WHAT THE TASK REQUIRES ▸ Go through the entries below and print each one exactly, leaving out pictures.
· · · · ·
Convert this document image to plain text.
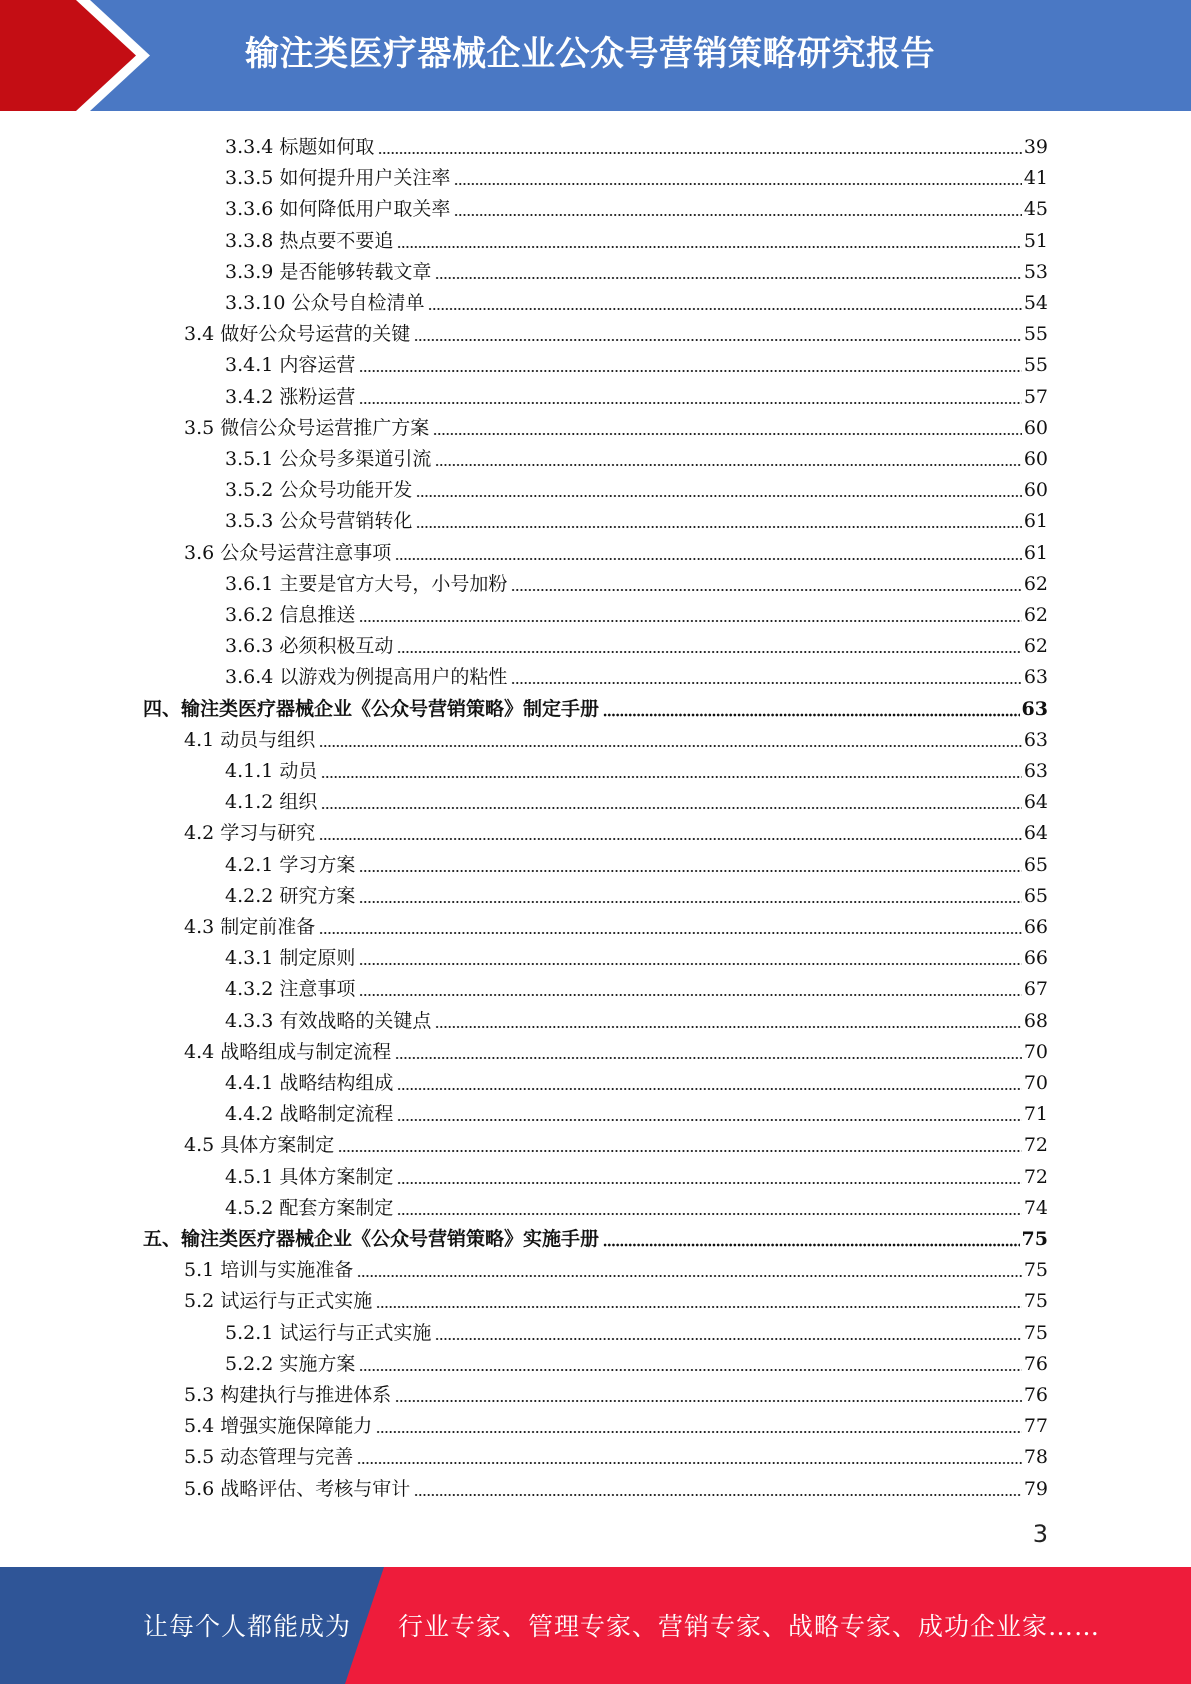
输注类医疗器械企业公众号营销策略研究报告
3.3.4 标题如何取	39
3.3.5 如何提升用户关注率	41
3.3.6 如何降低用户取关率	45
3.3.8 热点要不要追	51
3.3.9 是否能够转载文章	53
3.3.10 公众号自检清单	54
3.4 做好公众号运营的关键	55
3.4.1 内容运营	55
3.4.2 涨粉运营	57
3.5 微信公众号运营推广方案	60
3.5.1 公众号多渠道引流	60
3.5.2 公众号功能开发	60
3.5.3 公众号营销转化	61
3.6 公众号运营注意事项	61
3.6.1 主要是官方大号，小号加粉	62
3.6.2 信息推送	62
3.6.3 必须积极互动	62
3.6.4 以游戏为例提高用户的粘性	63
四、输注类医疗器械企业《公众号营销策略》制定手册	63
4.1 动员与组织	63
4.1.1 动员	63
4.1.2 组织	64
4.2 学习与研究	64
4.2.1 学习方案	65
4.2.2 研究方案	65
4.3 制定前准备	66
4.3.1 制定原则	66
4.3.2 注意事项	67
4.3.3 有效战略的关键点	68
4.4 战略组成与制定流程	70
4.4.1 战略结构组成	70
4.4.2 战略制定流程	71
4.5 具体方案制定	72
4.5.1 具体方案制定	72
4.5.2 配套方案制定	74
五、输注类医疗器械企业《公众号营销策略》实施手册	75
5.1 培训与实施准备	75
5.2 试运行与正式实施	75
5.2.1 试运行与正式实施	75
5.2.2 实施方案	76
5.3 构建执行与推进体系	76
5.4 增强实施保障能力	77
5.5 动态管理与完善	78
5.6 战略评估、考核与审计	79
3
让每个人都能成为 行业专家、管理专家、营销专家、战略专家、成功企业家……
· · · · ·
FULL ANSWER ▸
Convert this document image to plain text.
输注类医疗器械企业公众号营销策略研究报告
3.3.4 标题如何取	39
3.3.5 如何提升用户关注率	41
3.3.6 如何降低用户取关率	45
3.3.8 热点要不要追	51
3.3.9 是否能够转载文章	53
3.3.10 公众号自检清单	54
3.4 做好公众号运营的关键	55
3.4.1 内容运营	55
3.4.2 涨粉运营	57
3.5 微信公众号运营推广方案	60
3.5.1 公众号多渠道引流	60
3.5.2 公众号功能开发	60
3.5.3 公众号营销转化	61
3.6 公众号运营注意事项	61
3.6.1 主要是官方大号，小号加粉	62
3.6.2 信息推送	62
3.6.3 必须积极互动	62
3.6.4 以游戏为例提高用户的粘性	63
四、输注类医疗器械企业《公众号营销策略》制定手册	63
4.1 动员与组织	63
4.1.1 动员	63
4.1.2 组织	64
4.2 学习与研究	64
4.2.1 学习方案	65
4.2.2 研究方案	65
4.3 制定前准备	66
4.3.1 制定原则	66
4.3.2 注意事项	67
4.3.3 有效战略的关键点	68
4.4 战略组成与制定流程	70
4.4.1 战略结构组成	70
4.4.2 战略制定流程	71
4.5 具体方案制定	72
4.5.1 具体方案制定	72
4.5.2 配套方案制定	74
五、输注类医疗器械企业《公众号营销策略》实施手册	75
5.1 培训与实施准备	75
5.2 试运行与正式实施	75
5.2.1 试运行与正式实施	75
5.2.2 实施方案	76
5.3 构建执行与推进体系	76
5.4 增强实施保障能力	77
5.5 动态管理与完善	78
5.6 战略评估、考核与审计	79
3
让每个人都能成为 行业专家、管理专家、营销专家、战略专家、成功企业家……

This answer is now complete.